#### [PROBLEM TO WORK ON]
Show every line in the records below that contains the word "稼働時間".

────────

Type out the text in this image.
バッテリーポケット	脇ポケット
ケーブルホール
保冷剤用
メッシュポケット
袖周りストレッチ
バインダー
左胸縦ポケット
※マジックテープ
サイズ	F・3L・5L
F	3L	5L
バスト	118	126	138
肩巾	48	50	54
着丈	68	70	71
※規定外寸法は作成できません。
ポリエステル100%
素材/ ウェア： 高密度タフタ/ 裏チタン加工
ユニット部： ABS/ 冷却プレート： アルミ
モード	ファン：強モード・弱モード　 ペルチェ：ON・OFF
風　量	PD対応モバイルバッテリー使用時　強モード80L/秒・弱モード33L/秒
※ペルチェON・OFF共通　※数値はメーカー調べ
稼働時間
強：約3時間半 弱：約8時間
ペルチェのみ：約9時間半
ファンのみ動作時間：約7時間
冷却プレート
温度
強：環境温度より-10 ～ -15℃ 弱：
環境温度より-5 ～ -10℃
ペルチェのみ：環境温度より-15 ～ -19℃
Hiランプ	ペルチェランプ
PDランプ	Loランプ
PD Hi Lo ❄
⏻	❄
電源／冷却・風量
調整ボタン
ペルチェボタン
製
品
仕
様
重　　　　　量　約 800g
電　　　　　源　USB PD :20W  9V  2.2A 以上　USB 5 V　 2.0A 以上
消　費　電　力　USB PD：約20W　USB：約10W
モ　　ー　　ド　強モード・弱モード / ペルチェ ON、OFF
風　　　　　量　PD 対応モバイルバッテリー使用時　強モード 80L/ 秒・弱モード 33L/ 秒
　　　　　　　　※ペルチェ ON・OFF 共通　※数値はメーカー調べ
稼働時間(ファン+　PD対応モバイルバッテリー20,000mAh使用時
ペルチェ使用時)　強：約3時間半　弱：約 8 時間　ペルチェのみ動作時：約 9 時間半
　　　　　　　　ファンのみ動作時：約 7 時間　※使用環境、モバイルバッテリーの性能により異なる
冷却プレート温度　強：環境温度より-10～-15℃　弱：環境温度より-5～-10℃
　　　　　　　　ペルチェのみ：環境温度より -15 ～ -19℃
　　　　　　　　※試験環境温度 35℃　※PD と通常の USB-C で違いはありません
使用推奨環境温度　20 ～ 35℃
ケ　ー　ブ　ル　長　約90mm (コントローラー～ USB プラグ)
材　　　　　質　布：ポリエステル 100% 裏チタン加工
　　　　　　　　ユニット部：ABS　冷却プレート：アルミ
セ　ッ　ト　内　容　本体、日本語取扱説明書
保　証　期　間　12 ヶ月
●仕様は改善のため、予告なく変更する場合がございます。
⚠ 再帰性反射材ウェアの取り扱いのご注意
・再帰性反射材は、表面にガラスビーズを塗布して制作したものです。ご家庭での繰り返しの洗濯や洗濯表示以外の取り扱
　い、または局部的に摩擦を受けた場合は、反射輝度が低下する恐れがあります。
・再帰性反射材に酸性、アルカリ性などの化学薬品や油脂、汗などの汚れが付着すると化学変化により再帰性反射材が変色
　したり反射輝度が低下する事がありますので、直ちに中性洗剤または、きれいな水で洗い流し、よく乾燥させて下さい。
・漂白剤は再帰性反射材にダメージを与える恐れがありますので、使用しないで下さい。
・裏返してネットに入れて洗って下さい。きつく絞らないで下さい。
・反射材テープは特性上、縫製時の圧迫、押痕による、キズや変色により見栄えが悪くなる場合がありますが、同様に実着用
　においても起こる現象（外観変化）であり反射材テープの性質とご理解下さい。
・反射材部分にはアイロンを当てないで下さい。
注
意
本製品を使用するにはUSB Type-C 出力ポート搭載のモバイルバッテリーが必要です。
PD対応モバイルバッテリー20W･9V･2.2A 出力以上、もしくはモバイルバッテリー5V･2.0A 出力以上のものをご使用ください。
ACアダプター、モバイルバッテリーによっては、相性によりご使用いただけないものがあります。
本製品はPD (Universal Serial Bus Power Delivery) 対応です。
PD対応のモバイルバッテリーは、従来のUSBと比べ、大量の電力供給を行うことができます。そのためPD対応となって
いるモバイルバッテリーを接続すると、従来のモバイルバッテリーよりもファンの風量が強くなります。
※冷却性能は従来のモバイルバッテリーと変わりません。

────────

#### [EXERCISE SOLUTION]
稼働時間
稼働時間(ファン+　PD対応モバイルバッテリー20,000mAh使用時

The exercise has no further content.